[Dataset records on visual material]
──────────
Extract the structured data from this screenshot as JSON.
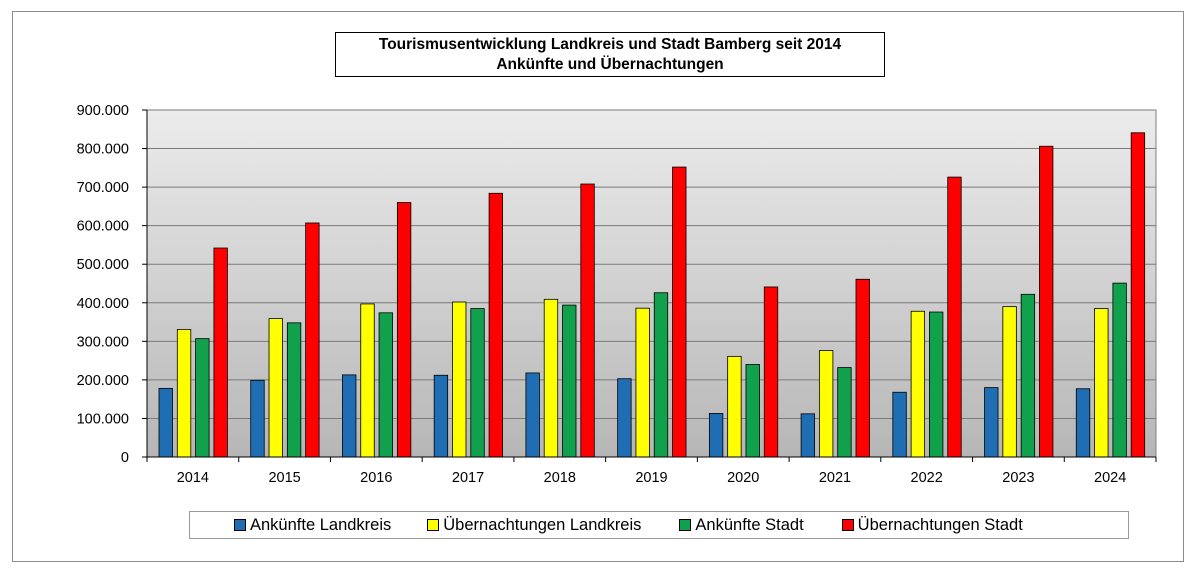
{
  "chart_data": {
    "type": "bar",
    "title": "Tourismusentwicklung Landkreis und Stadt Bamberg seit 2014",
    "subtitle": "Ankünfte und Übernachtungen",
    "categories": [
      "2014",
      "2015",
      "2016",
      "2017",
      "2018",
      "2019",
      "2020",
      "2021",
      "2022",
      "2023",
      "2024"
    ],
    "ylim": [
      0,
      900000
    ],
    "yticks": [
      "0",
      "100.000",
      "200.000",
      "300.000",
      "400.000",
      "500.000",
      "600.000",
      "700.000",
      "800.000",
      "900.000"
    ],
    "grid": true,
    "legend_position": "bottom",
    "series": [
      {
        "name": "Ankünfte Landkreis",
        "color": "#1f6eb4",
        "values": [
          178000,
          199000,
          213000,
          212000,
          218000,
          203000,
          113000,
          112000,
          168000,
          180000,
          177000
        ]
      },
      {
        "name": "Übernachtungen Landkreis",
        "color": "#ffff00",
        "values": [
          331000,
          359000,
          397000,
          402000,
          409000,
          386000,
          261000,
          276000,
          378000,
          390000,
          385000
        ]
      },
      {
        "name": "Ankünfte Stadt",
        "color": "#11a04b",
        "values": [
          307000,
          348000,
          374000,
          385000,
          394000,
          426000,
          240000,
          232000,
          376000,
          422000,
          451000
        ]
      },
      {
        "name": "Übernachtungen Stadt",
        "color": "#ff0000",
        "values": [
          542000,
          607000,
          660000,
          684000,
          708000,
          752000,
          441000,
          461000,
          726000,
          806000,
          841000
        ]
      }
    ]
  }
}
──────────
## What is being asked:
Extract all lines from the material above that include the word "Ankünfte".

## Finished task:
    "subtitle": "Ankünfte und Übernachtungen",
        "name": "Ankünfte Landkreis",
        "name": "Ankünfte Stadt",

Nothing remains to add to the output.